__To be done__.
Every record must be repeated exactly, with no omission.

__Exercise material__.
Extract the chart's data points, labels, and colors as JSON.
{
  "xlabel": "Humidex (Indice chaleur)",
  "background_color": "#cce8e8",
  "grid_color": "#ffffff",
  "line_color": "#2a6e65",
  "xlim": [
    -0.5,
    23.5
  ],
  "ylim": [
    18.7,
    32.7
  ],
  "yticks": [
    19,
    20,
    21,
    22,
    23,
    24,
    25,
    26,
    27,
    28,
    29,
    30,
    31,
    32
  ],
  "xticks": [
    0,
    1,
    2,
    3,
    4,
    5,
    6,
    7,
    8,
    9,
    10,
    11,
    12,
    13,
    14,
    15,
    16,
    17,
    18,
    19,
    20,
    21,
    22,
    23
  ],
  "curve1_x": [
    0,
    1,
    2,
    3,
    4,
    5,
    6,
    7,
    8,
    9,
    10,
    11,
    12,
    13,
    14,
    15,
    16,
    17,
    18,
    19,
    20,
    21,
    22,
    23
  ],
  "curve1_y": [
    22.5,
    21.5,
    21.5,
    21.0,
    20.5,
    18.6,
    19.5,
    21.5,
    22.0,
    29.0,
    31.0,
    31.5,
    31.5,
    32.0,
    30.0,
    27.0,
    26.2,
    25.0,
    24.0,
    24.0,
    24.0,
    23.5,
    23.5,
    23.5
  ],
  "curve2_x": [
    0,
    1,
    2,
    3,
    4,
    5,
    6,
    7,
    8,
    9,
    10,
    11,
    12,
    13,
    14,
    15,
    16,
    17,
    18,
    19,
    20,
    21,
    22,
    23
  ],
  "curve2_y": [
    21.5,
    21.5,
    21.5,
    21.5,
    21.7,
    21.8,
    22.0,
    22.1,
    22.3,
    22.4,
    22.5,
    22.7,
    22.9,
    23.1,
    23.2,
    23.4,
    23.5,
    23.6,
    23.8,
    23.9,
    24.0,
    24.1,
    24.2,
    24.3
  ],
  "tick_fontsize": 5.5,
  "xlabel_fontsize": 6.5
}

__Answer to this task__.
Extract the chart's data points, labels, and colors as JSON.
{
  "xlabel": "Humidex (Indice chaleur)",
  "background_color": "#cce8e8",
  "grid_color": "#ffffff",
  "line_color": "#2a6e65",
  "xlim": [
    -0.5,
    23.5
  ],
  "ylim": [
    18.7,
    32.7
  ],
  "yticks": [
    19,
    20,
    21,
    22,
    23,
    24,
    25,
    26,
    27,
    28,
    29,
    30,
    31,
    32
  ],
  "xticks": [
    0,
    1,
    2,
    3,
    4,
    5,
    6,
    7,
    8,
    9,
    10,
    11,
    12,
    13,
    14,
    15,
    16,
    17,
    18,
    19,
    20,
    21,
    22,
    23
  ],
  "curve1_x": [
    0,
    1,
    2,
    3,
    4,
    5,
    6,
    7,
    8,
    9,
    10,
    11,
    12,
    13,
    14,
    15,
    16,
    17,
    18,
    19,
    20,
    21,
    22,
    23
  ],
  "curve1_y": [
    22.5,
    21.5,
    21.5,
    21.0,
    20.5,
    18.6,
    19.5,
    21.5,
    22.0,
    29.0,
    31.0,
    31.5,
    31.5,
    32.0,
    30.0,
    27.0,
    26.2,
    25.0,
    24.0,
    24.0,
    24.0,
    23.5,
    23.5,
    23.5
  ],
  "curve2_x": [
    0,
    1,
    2,
    3,
    4,
    5,
    6,
    7,
    8,
    9,
    10,
    11,
    12,
    13,
    14,
    15,
    16,
    17,
    18,
    19,
    20,
    21,
    22,
    23
  ],
  "curve2_y": [
    21.5,
    21.5,
    21.5,
    21.5,
    21.7,
    21.8,
    22.0,
    22.1,
    22.3,
    22.4,
    22.5,
    22.7,
    22.9,
    23.1,
    23.2,
    23.4,
    23.5,
    23.6,
    23.8,
    23.9,
    24.0,
    24.1,
    24.2,
    24.3
  ],
  "tick_fontsize": 5.5,
  "xlabel_fontsize": 6.5
}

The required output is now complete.